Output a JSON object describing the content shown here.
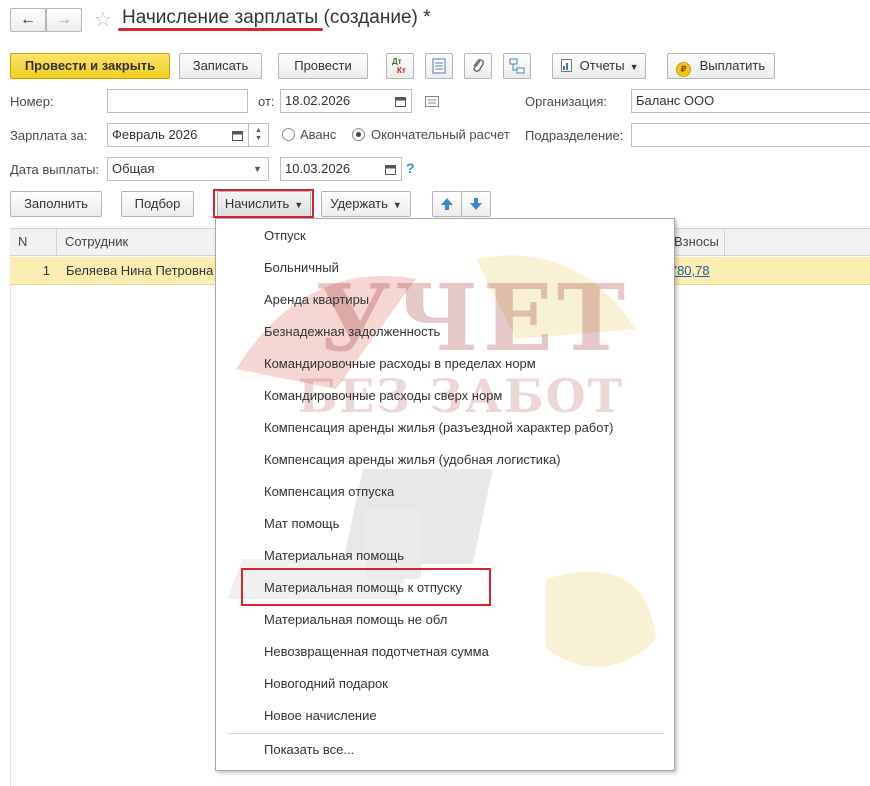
{
  "title": "Начисление зарплаты (создание) *",
  "nav": {
    "back": "←",
    "forward": "→",
    "star": "☆"
  },
  "toolbar": {
    "post_close": "Провести и закрыть",
    "save": "Записать",
    "post": "Провести",
    "dtkt_top": "Дт",
    "dtkt_bottom": "Кт",
    "reports": "Отчеты",
    "pay": "Выплатить"
  },
  "form": {
    "number_label": "Номер:",
    "number_value": "",
    "from_label": "от:",
    "from_date": "18.02.2026",
    "org_label": "Организация:",
    "org_value": "Баланс ООО",
    "salary_for_label": "Зарплата за:",
    "salary_for_value": "Февраль 2026",
    "advance_label": "Аванс",
    "final_label": "Окончательный расчет",
    "division_label": "Подразделение:",
    "division_value": "",
    "pay_date_label": "Дата выплаты:",
    "pay_date_type": "Общая",
    "pay_date": "10.03.2026",
    "help": "?"
  },
  "table_toolbar": {
    "fill": "Заполнить",
    "select": "Подбор",
    "accrue": "Начислить",
    "withhold": "Удержать"
  },
  "table": {
    "headers": {
      "n": "N",
      "employee": "Сотрудник",
      "contrib": "Взносы"
    },
    "rows": [
      {
        "n": "1",
        "employee": "Беляева Нина Петровна",
        "contrib": "2 780,78"
      }
    ]
  },
  "menu": {
    "items": [
      "Отпуск",
      "Больничный",
      "Аренда квартиры",
      "Безнадежная задолженность",
      "Командировочные расходы в пределах норм",
      "Командировочные расходы сверх норм",
      "Компенсация аренды жилья (разъездной характер работ)",
      "Компенсация аренды жилья (удобная логистика)",
      "Компенсация отпуска",
      "Мат помощь",
      "Материальная помощь",
      "Материальная помощь к отпуску",
      "Материальная помощь не обл",
      "Невозвращенная подотчетная сумма",
      "Новогодний подарок",
      "Новое начисление"
    ],
    "highlighted_index": 11,
    "show_all": "Показать все..."
  },
  "watermark": {
    "line1": "УЧЕТ",
    "line2": "БЕЗ ЗАБОТ"
  },
  "colors": {
    "accent_yellow": "#f2cf1f",
    "highlight_red": "#d9232e",
    "row_yellow": "#fbeeb0"
  }
}
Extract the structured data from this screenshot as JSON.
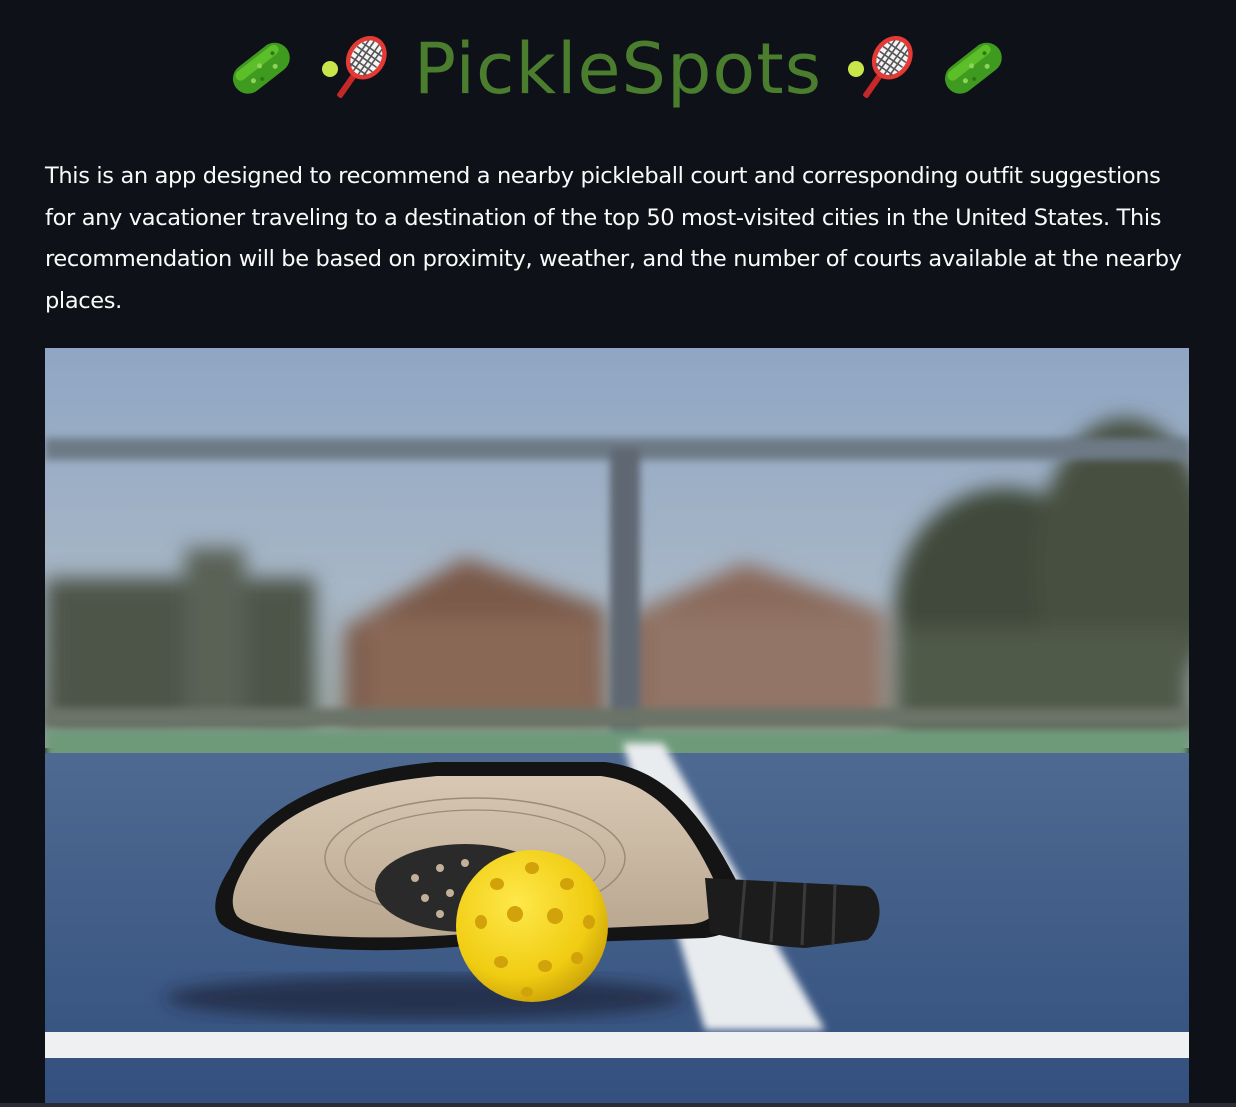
{
  "header": {
    "title": "PickleSpots",
    "icons": [
      "pickle-icon",
      "racket-ball-icon",
      "racket-ball-icon",
      "pickle-icon"
    ]
  },
  "intro": {
    "text": "This is an app designed to recommend a nearby pickleball court and corresponding outfit suggestions for any vacationer traveling to a destination of the top 50 most-visited cities in the United States. This recommendation will be based on proximity, weather, and the number of courts available at the nearby places."
  },
  "hero": {
    "subject": "pickleball-paddle-and-ball-photo"
  },
  "colors": {
    "background": "#0e1117",
    "title": "#4a7d2e",
    "text": "#fafafa",
    "court_blue": "#3d5a86",
    "ball_yellow": "#f2d21a"
  }
}
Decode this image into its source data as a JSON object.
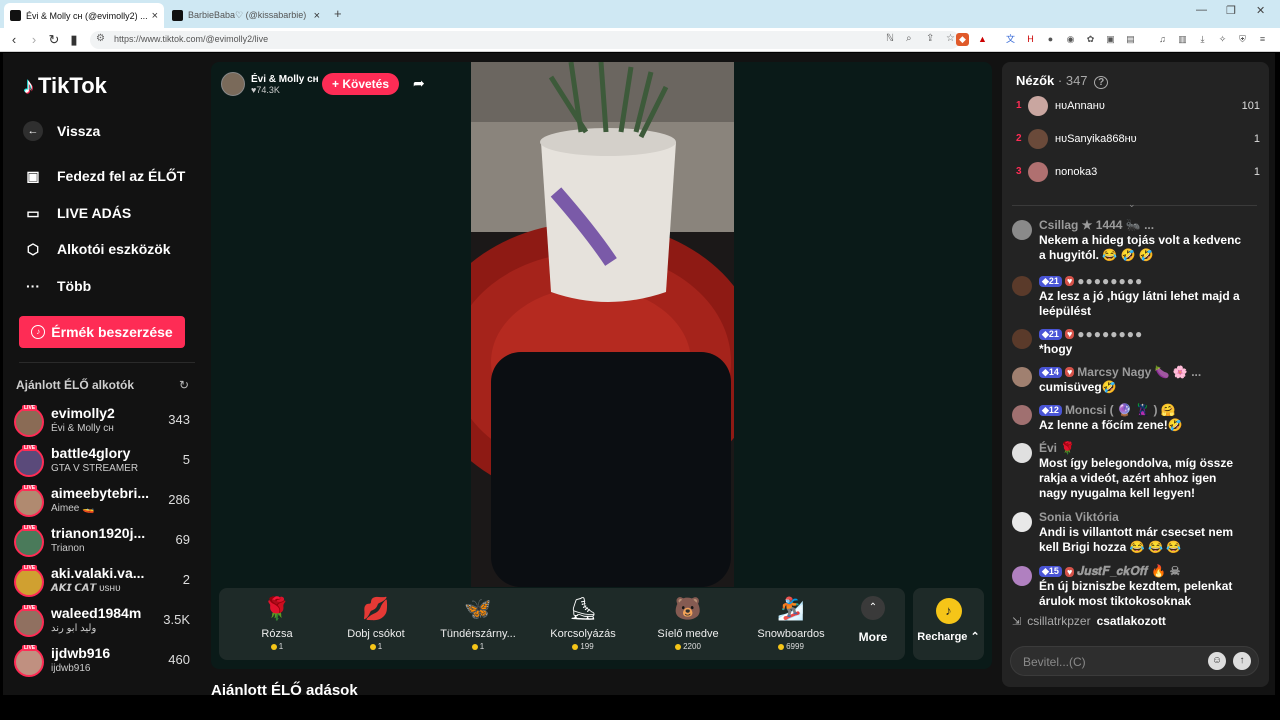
{
  "browser": {
    "tabs": [
      {
        "title": "Évi & Molly ᴄʜ (@evimolly2) ...",
        "active": true
      },
      {
        "title": "BarbieBaba♡ (@kissabarbie) ÉLŐ ...",
        "active": false
      }
    ],
    "new_tab": "+",
    "url": "https://www.tiktok.com/@evimolly2/live"
  },
  "sidebar": {
    "logo": "TikTok",
    "back": "Vissza",
    "nav": [
      {
        "label": "Fedezd fel az ÉLŐT",
        "icon": "live-tv-icon"
      },
      {
        "label": "LIVE ADÁS",
        "icon": "camera-icon"
      },
      {
        "label": "Alkotói eszközök",
        "icon": "creator-tools-icon"
      },
      {
        "label": "Több",
        "icon": "more-dots-icon"
      }
    ],
    "coins_button": "Érmék beszerzése",
    "recommended_title": "Ajánlott ÉLŐ alkotók",
    "live_badge": "LIVE",
    "creators": [
      {
        "name": "evimolly2",
        "sub": "Évi & Molly ᴄʜ",
        "count": "343",
        "color": "#8a6b55"
      },
      {
        "name": "battle4glory",
        "sub": "GTA V STREAMER",
        "count": "5",
        "color": "#5a4a7a"
      },
      {
        "name": "aimeebytebri...",
        "sub": "Aimee 🚤",
        "count": "286",
        "color": "#b08a70"
      },
      {
        "name": "trianon1920j...",
        "sub": "Trianon",
        "count": "69",
        "color": "#4a7a5a"
      },
      {
        "name": "aki.valaki.va...",
        "sub": "𝘼𝙆𝙄 𝘾𝘼𝙏 ᴜsʜᴜ",
        "count": "2",
        "color": "#d0a030"
      },
      {
        "name": "waleed1984m",
        "sub": "وليد ابو رند",
        "count": "3.5K",
        "color": "#907060"
      },
      {
        "name": "ijdwb916",
        "sub": "ijdwb916",
        "count": "460",
        "color": "#c09080"
      }
    ]
  },
  "player": {
    "host_name": "Évi & Molly ᴄʜ",
    "host_likes": "♥74.3K",
    "follow": "+ Követés",
    "gifts": [
      {
        "name": "Rózsa",
        "price": "1",
        "icon": "🌹"
      },
      {
        "name": "Dobj csókot",
        "price": "1",
        "icon": "💋"
      },
      {
        "name": "Tündérszárny...",
        "price": "1",
        "icon": "🦋"
      },
      {
        "name": "Korcsolyázás",
        "price": "199",
        "icon": "⛸"
      },
      {
        "name": "Síelő medve",
        "price": "2200",
        "icon": "🐻"
      },
      {
        "name": "Snowboardos",
        "price": "6999",
        "icon": "🏂"
      }
    ],
    "more": "More",
    "more_chevron": "⌃",
    "recharge": "Recharge ⌃",
    "recommended_live_heading": "Ajánlott ÉLŐ adások"
  },
  "chat": {
    "viewers_title": "Nézők",
    "viewers_count": " · 347",
    "top_viewers": [
      {
        "rank": "1",
        "name": "ʜᴜAnnaʜᴜ",
        "score": "101",
        "color": "#c9a6a0"
      },
      {
        "rank": "2",
        "name": "ʜᴜSanyika868ʜᴜ",
        "score": "1",
        "color": "#6a4a3a"
      },
      {
        "rank": "3",
        "name": "nonoka3",
        "score": "1",
        "color": "#b07070"
      }
    ],
    "messages": [
      {
        "user": "Csillag ★ 1444 🐜 ...",
        "text": "Nekem a hideg tojás volt a kedvenc a hugyitól. 😂 🤣 🤣",
        "color": "#8a8a8a",
        "level": "",
        "heart": false,
        "masked": false
      },
      {
        "user": "●●●●●●●●",
        "text": "Az lesz a jó ,húgy látni lehet majd a leépülést",
        "color": "#5a3a2a",
        "level": "21",
        "heart": true,
        "masked": true
      },
      {
        "user": "●●●●●●●●",
        "text": "*hogy",
        "color": "#5a3a2a",
        "level": "21",
        "heart": true,
        "masked": true
      },
      {
        "user": "Marcsy Nagy 🍆 🌸 ...",
        "text": "cumisüveg🤣",
        "color": "#a08070",
        "level": "14",
        "heart": true,
        "masked": false
      },
      {
        "user": "Moncsi ( 🔮 🦹 ) 🤗",
        "text": "Az lenne a főcím zene!🤣",
        "color": "#a07070",
        "level": "12",
        "heart": false,
        "masked": false
      },
      {
        "user": "Évi 🌹",
        "text": "Most így belegondolva, míg össze rakja a videót, azért ahhoz igen nagy nyugalma kell legyen!",
        "color": "#e0e0e0",
        "level": "",
        "heart": false,
        "masked": false
      },
      {
        "user": "Sonia Viktória",
        "text": "Andi is villantott már csecset nem kell Brigi hozza 😂 😂 😂",
        "color": "#e8e8e8",
        "level": "",
        "heart": false,
        "masked": false
      },
      {
        "user": "𝑱𝒖𝒔𝒕𝑭_𝒄𝒌𝑶𝒇𝒇 🔥 ☠",
        "text": "Én új bizniszbe kezdtem, pelenkat árulok most tiktokosoknak",
        "color": "#b080c0",
        "level": "15",
        "heart": true,
        "masked": false
      }
    ],
    "join_name": "csillatrkpzer",
    "join_text": "csatlakozott",
    "input_placeholder": "Bevitel...(C)"
  }
}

→ Given request
Each line that has the word "user" should be copied.

→ In response
        "user": "Csillag ★ 1444 🐜 ...",
        "user": "●●●●●●●●",
        "user": "●●●●●●●●",
        "user": "Marcsy Nagy 🍆 🌸 ...",
        "user": "Moncsi ( 🔮 🦹 ) 🤗",
        "user": "Évi 🌹",
        "user": "Sonia Viktória",
        "user": "𝑱𝒖𝒔𝒕𝑭_𝒄𝒌𝑶𝒇𝒇 🔥 ☠",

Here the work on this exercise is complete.